DIRECTIONS FOR THIS TASK: Rewrite as a Markdown table the part of the entries that opens with the line containing "view-more-replies[interactable]: View 2" and closes with the line containing "share-icon[interactable] bbox=[583, 388, 625, 428]". Use the columns Row and Line, give each line its own numbered row, and leave out blank lines.

Element and region data entries:
* begin *
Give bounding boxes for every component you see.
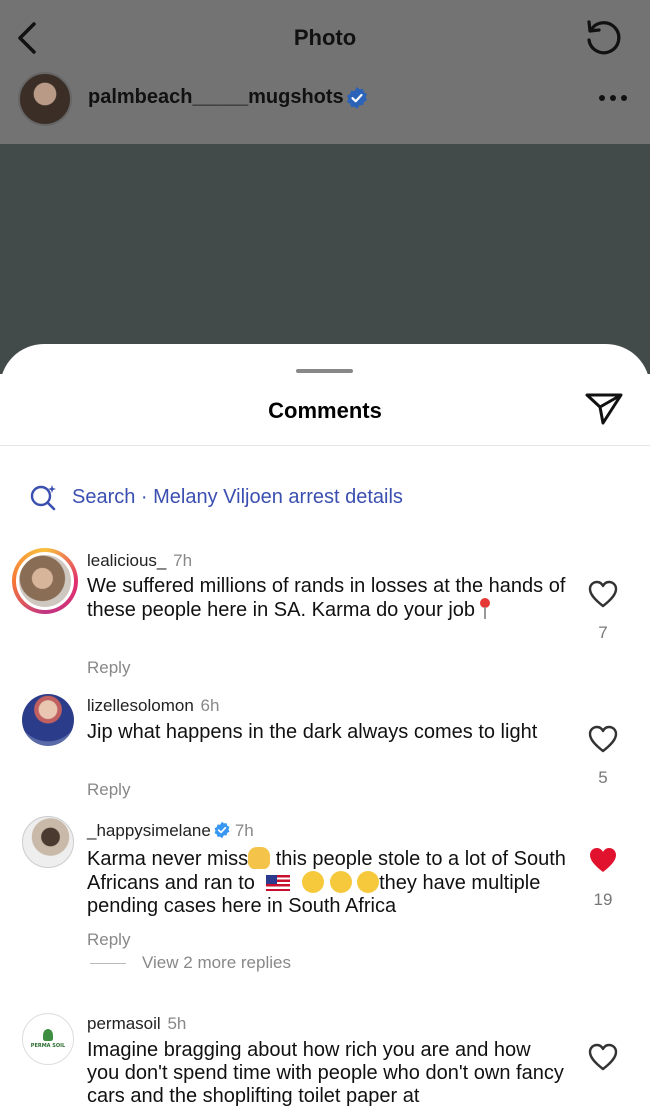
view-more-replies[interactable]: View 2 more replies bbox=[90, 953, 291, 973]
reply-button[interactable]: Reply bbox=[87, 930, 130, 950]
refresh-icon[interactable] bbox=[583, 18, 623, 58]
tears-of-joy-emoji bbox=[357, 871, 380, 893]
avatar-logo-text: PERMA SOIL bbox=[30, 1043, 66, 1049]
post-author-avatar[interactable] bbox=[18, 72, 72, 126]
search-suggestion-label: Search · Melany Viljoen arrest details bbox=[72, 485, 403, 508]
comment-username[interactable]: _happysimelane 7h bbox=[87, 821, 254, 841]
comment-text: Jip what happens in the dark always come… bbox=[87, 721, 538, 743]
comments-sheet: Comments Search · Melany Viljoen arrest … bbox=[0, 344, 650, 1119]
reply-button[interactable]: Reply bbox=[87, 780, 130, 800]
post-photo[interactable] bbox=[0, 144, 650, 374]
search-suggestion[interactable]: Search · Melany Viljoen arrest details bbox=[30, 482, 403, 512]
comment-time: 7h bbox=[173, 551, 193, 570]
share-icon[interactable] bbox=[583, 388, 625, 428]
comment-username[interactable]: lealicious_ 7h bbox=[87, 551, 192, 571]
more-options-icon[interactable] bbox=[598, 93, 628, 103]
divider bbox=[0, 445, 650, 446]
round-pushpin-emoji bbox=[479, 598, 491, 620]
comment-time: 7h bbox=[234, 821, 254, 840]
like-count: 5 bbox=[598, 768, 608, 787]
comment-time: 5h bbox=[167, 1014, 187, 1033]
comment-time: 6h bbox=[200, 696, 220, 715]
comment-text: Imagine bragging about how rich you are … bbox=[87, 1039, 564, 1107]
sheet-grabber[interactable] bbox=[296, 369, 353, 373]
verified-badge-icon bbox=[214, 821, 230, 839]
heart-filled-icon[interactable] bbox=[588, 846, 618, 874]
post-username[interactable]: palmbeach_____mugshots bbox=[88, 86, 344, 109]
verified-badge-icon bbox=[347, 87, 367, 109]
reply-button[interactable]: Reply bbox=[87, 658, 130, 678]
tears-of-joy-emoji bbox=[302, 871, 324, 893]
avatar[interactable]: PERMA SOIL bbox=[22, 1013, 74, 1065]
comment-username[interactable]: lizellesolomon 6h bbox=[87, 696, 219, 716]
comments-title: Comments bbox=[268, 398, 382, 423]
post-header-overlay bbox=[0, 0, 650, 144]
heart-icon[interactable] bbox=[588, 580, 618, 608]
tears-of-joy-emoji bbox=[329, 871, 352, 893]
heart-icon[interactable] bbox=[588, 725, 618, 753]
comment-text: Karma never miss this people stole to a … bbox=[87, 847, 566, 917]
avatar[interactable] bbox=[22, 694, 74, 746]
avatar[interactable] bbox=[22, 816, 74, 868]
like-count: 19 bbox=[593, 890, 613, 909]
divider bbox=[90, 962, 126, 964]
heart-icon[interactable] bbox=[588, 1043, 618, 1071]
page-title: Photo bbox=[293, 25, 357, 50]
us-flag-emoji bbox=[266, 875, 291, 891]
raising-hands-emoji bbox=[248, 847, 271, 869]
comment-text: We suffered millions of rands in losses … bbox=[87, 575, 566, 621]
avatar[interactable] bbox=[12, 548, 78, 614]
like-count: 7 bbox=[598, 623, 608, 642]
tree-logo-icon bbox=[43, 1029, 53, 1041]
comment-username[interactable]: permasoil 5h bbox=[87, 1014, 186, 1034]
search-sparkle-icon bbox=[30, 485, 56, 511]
* end *
EXPECTED OUTPUT:
| Row | Line |
|---|---|
| 1 | view-more-replies[interactable]: View 2 more replies bbox=[90, 953, 291, 973] |
| 2 | reply-button[interactable]: Reply bbox=[87, 930, 130, 950] |
| 3 | refresh-icon[interactable] bbox=[583, 18, 623, 58] |
| 4 | tears-of-joy-emoji bbox=[357, 871, 380, 893] |
| 5 | avatar-logo-text: PERMA SOIL bbox=[30, 1043, 66, 1049] |
| 6 | post-author-avatar[interactable] bbox=[18, 72, 72, 126] |
| 7 | search-suggestion-label: Search · Melany Viljoen arrest details bbox=[72, 485, 403, 508] |
| 8 | comment-username[interactable]: _happysimelane 7h bbox=[87, 821, 254, 841] |
| 9 | comment-text: Jip what happens in the dark always come… bbox=[87, 721, 538, 743] |
| 10 | comments-sheet: Comments Search · Melany Viljoen arrest … bbox=[0, 344, 650, 1119] |
| 11 | reply-button[interactable]: Reply bbox=[87, 780, 130, 800] |
| 12 | post-photo[interactable] bbox=[0, 144, 650, 374] |
| 13 | search-suggestion[interactable]: Search · Melany Viljoen arrest details bbox=[30, 482, 403, 512] |
| 14 | comment-time: 7h bbox=[173, 551, 193, 570] |
| 15 | share-icon[interactable] bbox=[583, 388, 625, 428] |